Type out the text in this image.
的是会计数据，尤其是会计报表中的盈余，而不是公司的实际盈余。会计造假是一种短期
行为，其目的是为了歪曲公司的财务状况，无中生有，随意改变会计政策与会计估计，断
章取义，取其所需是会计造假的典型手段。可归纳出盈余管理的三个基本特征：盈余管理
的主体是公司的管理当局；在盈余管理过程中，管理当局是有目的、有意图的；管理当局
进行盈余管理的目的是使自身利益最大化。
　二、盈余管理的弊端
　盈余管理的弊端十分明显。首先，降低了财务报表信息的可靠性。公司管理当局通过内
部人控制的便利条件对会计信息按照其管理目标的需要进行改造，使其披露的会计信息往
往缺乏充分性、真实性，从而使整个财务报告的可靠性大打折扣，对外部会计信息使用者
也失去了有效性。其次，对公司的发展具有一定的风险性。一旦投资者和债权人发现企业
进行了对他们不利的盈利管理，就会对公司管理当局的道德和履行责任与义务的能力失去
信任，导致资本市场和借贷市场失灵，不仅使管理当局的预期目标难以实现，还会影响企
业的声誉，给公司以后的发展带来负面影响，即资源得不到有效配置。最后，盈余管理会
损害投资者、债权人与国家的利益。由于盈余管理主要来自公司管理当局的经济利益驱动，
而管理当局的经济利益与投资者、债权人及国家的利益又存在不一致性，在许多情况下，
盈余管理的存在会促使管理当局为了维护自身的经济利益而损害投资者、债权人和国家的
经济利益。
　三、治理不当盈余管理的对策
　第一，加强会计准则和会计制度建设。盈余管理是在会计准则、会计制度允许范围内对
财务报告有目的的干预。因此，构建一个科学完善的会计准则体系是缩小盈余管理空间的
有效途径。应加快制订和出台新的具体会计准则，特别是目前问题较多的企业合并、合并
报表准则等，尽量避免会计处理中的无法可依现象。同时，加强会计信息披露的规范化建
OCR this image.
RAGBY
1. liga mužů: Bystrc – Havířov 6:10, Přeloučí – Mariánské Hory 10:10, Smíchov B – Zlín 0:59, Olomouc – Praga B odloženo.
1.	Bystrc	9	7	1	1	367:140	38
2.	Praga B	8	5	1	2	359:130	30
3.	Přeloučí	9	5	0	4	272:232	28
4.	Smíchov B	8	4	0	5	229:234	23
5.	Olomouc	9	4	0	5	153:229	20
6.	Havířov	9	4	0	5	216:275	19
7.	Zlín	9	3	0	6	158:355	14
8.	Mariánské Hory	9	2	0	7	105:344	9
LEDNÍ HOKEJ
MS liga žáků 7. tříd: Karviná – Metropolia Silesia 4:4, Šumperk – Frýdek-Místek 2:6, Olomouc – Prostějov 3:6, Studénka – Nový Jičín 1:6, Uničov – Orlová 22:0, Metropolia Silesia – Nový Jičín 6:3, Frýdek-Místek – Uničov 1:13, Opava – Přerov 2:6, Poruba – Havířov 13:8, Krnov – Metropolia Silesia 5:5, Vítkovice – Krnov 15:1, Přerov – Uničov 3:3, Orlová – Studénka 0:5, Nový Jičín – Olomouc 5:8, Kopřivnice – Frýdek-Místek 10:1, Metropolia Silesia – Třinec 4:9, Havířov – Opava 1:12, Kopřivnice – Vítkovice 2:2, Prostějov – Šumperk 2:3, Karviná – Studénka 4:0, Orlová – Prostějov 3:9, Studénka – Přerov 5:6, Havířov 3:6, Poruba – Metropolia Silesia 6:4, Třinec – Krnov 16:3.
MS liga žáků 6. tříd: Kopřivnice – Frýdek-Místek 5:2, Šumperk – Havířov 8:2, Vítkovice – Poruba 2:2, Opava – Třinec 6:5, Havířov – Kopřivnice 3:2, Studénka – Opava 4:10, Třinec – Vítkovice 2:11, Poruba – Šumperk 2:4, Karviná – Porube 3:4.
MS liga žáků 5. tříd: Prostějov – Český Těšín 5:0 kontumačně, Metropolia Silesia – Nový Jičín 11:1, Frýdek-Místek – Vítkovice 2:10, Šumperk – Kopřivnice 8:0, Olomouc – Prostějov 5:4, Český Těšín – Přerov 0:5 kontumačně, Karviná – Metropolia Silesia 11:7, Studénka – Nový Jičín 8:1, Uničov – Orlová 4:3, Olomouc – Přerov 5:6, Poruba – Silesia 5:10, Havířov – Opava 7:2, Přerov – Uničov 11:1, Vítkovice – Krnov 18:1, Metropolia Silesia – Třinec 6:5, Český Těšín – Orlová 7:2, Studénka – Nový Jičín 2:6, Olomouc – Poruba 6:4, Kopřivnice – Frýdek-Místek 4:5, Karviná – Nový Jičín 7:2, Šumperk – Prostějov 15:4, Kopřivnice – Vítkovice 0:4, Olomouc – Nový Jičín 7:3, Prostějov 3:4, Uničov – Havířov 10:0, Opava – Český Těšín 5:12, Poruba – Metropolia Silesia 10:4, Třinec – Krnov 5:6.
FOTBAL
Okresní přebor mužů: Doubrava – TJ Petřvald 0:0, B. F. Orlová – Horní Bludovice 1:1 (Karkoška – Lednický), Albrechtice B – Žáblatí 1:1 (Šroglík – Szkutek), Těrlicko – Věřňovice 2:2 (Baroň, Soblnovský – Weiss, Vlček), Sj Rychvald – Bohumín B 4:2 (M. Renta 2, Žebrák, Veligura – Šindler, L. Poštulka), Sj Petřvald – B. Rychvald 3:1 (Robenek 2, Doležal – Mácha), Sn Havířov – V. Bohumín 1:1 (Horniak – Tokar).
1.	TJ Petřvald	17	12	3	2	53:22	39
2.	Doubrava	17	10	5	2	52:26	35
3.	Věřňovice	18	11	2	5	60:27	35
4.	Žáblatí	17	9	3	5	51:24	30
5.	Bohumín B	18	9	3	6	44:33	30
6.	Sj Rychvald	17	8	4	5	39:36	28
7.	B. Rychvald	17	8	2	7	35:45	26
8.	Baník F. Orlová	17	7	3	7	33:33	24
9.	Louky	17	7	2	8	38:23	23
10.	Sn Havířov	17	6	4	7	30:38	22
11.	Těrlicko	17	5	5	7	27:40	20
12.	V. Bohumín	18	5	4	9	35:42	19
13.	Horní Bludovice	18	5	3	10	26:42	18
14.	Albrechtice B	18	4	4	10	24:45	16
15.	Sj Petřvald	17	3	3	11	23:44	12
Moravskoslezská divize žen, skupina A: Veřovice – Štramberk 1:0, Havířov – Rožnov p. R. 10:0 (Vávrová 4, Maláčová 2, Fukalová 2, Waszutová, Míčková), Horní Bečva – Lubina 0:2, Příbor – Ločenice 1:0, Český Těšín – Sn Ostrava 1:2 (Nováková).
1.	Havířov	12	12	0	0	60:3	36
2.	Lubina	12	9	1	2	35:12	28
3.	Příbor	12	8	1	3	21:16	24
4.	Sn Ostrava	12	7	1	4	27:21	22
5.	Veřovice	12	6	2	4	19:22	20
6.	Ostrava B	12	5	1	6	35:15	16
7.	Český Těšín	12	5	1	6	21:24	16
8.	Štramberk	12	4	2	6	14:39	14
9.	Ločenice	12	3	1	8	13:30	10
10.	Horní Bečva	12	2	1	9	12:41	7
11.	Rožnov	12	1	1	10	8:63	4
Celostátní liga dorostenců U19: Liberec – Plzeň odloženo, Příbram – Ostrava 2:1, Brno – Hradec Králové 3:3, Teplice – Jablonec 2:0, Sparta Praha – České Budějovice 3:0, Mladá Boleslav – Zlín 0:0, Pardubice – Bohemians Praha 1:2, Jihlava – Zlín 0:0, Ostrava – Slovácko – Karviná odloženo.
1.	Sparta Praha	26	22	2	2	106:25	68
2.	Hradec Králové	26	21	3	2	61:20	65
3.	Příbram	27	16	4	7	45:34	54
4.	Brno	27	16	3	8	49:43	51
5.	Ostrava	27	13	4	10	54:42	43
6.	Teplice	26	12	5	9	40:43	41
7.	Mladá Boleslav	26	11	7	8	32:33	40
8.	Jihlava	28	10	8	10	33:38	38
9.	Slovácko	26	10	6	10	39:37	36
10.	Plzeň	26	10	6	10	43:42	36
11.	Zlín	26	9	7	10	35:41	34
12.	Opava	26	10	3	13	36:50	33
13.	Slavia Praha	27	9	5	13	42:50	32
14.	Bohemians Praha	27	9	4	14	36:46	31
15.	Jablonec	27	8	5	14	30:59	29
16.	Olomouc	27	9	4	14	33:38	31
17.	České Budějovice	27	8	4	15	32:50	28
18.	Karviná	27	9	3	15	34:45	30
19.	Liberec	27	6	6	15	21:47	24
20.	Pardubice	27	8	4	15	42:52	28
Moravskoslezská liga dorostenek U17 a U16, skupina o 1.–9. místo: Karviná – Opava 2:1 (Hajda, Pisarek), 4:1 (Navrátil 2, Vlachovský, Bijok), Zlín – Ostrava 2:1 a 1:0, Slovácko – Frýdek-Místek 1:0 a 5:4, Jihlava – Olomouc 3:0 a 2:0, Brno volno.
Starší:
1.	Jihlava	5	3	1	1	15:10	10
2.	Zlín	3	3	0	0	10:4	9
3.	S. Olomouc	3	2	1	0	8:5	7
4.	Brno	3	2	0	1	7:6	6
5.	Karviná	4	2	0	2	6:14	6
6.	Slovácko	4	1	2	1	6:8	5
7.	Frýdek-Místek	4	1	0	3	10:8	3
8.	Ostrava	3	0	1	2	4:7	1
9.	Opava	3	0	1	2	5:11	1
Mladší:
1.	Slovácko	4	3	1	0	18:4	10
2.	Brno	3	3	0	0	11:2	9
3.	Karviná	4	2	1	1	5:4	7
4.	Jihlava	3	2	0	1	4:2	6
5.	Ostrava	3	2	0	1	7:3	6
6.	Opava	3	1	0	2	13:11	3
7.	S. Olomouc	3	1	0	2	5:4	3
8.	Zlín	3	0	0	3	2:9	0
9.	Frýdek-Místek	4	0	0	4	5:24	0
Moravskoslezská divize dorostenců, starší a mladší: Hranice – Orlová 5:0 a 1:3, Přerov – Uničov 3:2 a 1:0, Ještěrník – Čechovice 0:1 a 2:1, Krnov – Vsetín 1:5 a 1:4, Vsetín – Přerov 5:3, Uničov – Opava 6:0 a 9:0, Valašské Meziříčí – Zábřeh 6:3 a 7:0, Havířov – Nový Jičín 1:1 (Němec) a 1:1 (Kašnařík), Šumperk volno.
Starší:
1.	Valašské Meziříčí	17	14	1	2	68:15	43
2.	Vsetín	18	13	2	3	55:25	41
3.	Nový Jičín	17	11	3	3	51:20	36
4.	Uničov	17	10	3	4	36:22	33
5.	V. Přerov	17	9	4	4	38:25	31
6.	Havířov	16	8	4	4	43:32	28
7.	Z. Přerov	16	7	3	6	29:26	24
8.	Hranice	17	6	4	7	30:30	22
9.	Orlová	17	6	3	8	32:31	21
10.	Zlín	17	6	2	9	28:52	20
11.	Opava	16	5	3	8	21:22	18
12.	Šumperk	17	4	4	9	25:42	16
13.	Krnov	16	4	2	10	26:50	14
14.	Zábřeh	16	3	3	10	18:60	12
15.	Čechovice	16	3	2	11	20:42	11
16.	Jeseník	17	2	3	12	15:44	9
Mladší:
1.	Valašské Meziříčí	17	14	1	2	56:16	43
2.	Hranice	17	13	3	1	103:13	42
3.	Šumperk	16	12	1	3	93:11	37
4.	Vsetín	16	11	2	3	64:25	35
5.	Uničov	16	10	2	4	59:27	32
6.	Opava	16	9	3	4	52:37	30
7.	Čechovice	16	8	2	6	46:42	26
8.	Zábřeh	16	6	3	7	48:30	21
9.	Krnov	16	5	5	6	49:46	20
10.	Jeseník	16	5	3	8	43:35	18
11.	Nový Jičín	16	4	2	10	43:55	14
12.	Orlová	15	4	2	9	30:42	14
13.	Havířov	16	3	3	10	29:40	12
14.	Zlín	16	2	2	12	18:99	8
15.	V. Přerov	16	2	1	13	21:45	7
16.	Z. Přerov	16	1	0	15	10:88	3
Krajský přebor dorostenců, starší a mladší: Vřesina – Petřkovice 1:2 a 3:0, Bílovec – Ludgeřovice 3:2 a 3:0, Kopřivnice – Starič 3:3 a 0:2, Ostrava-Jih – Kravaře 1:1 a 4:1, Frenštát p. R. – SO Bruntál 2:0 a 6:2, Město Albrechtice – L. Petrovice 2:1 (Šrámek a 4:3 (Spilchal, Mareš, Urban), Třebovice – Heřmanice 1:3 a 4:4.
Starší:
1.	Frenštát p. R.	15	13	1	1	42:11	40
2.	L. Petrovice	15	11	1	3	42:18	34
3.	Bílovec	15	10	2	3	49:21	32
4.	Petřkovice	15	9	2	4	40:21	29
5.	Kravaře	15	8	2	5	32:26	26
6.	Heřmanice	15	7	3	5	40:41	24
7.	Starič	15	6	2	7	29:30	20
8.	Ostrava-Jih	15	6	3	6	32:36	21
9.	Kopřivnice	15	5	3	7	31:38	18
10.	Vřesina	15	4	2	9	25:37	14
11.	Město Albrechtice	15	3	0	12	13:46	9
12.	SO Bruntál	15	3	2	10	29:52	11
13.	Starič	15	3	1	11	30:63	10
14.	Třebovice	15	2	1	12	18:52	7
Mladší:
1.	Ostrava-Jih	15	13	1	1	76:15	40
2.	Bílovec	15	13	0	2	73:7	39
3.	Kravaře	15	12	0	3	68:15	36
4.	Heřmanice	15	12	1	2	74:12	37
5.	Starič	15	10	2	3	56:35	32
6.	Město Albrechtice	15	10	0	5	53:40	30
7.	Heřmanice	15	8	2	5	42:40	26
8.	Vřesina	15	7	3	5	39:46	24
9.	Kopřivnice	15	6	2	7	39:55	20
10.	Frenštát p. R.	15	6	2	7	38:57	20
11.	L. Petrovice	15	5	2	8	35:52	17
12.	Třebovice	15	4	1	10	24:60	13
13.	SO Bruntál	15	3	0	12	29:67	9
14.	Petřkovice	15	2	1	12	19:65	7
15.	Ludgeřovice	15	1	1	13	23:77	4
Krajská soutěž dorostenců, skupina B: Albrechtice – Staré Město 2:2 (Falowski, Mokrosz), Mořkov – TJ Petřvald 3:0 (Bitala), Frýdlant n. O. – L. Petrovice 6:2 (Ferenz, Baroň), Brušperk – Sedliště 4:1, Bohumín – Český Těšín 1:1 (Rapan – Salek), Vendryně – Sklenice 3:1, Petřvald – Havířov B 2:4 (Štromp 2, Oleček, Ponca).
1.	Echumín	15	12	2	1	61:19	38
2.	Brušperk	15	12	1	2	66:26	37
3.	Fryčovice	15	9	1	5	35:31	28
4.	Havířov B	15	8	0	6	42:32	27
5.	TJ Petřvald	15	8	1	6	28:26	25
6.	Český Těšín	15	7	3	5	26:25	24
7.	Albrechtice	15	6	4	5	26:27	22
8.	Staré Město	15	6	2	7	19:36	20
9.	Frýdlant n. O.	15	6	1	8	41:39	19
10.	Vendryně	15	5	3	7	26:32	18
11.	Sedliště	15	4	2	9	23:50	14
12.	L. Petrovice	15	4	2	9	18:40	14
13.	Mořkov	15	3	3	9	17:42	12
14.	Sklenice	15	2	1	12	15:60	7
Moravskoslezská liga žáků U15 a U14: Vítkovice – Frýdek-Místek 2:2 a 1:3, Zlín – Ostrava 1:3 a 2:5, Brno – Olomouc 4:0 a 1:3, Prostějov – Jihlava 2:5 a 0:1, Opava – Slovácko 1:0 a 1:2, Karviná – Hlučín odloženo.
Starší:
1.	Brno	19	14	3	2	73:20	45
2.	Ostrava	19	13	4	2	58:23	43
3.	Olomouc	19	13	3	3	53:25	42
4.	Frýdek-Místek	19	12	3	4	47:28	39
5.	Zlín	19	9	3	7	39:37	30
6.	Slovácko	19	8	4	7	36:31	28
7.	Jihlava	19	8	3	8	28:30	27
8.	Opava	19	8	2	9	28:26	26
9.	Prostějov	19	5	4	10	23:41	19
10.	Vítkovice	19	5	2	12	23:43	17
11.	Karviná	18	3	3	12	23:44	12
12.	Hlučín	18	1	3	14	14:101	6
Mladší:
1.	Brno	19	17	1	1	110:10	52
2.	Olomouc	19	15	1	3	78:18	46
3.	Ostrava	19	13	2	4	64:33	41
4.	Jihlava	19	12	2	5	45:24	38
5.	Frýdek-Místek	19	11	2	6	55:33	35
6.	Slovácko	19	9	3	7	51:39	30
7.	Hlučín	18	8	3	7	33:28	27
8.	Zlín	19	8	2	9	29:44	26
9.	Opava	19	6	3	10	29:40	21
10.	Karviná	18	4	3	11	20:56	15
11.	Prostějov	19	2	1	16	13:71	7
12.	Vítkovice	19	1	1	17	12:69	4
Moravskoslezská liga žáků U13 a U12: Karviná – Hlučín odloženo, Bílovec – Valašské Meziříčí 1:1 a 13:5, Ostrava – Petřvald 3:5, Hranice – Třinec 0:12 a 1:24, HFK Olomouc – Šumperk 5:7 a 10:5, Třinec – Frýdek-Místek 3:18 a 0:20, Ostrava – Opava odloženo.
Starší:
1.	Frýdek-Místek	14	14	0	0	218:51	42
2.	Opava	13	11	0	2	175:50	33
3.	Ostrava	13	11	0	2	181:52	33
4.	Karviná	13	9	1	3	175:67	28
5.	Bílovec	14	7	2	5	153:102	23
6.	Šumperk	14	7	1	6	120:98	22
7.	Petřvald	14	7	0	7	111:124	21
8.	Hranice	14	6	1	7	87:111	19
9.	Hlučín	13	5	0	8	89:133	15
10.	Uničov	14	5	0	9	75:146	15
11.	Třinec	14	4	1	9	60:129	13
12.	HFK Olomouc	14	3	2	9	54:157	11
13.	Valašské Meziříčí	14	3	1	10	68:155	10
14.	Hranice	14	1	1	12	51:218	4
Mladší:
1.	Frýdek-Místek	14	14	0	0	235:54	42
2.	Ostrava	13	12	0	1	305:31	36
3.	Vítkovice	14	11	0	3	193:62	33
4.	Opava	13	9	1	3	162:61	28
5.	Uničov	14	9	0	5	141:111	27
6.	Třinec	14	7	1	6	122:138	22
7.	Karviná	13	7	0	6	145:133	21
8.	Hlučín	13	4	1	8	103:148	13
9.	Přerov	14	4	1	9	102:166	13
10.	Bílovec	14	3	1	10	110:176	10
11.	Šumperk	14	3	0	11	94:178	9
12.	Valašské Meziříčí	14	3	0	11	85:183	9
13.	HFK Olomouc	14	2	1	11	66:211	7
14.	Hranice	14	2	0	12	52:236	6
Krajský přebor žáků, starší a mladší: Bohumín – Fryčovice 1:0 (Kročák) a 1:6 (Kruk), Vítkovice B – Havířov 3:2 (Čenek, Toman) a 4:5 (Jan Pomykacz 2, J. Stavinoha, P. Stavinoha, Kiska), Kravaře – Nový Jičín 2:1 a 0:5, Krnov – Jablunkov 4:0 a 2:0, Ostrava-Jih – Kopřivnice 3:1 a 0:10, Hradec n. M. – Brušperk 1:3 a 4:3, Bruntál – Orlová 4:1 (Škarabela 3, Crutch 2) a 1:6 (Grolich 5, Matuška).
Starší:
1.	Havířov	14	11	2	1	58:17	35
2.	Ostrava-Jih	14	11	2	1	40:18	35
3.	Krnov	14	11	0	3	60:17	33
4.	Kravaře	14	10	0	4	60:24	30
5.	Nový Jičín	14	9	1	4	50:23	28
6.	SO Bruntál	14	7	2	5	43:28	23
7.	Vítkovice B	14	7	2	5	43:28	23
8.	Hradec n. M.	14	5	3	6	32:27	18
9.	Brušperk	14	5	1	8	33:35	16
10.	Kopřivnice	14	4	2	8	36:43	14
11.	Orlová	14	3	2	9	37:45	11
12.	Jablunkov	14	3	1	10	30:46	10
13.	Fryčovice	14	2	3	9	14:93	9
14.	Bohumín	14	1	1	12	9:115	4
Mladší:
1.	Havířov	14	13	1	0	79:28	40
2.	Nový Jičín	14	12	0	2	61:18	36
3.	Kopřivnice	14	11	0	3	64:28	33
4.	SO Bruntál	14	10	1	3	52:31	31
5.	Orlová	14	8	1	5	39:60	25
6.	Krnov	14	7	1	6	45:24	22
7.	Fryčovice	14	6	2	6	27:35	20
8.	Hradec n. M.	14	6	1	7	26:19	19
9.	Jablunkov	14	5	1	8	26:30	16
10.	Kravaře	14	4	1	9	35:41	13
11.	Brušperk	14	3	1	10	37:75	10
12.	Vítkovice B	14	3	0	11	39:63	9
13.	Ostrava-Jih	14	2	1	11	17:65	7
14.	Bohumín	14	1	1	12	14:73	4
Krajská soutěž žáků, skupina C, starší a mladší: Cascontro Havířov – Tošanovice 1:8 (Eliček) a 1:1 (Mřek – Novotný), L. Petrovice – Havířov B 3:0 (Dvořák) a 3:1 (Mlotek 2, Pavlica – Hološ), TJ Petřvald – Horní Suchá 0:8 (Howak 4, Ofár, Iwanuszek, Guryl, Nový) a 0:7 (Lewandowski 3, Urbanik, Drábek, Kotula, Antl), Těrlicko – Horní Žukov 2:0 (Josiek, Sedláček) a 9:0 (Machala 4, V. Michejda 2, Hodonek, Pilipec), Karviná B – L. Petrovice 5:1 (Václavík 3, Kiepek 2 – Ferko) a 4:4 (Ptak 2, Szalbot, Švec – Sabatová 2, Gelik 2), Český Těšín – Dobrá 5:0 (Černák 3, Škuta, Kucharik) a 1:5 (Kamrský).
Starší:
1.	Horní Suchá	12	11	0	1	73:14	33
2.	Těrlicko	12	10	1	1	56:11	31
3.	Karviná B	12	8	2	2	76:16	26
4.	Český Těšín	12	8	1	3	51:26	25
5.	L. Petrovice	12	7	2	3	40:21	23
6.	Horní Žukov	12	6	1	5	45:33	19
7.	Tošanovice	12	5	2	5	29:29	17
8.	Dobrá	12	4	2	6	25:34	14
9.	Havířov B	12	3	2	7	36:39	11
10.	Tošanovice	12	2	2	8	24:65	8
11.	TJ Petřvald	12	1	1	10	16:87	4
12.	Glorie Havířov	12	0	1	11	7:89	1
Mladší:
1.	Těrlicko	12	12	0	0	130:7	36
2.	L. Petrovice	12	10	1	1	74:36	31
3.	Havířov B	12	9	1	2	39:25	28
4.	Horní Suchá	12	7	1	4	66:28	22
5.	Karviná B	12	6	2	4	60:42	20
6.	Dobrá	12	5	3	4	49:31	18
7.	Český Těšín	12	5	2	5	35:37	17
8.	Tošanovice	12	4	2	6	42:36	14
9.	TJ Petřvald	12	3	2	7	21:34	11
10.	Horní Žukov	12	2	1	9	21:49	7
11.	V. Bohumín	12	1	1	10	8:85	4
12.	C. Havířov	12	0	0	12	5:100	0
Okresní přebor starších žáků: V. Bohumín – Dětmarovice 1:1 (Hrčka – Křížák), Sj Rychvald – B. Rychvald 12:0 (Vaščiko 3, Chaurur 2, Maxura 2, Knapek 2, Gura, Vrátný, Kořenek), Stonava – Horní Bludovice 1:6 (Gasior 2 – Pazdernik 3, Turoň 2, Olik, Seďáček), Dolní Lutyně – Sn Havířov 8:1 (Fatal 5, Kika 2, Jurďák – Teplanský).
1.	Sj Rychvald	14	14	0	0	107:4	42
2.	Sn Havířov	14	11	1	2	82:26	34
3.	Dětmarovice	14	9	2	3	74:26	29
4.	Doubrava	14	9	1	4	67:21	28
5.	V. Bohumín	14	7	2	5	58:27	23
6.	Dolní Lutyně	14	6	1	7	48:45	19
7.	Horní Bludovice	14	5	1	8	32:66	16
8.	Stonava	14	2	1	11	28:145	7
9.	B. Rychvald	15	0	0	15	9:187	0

......

Of the lines in the entries above, how many include "Sparta"? Only the number should be given.

*ANSWER BELOW:*
2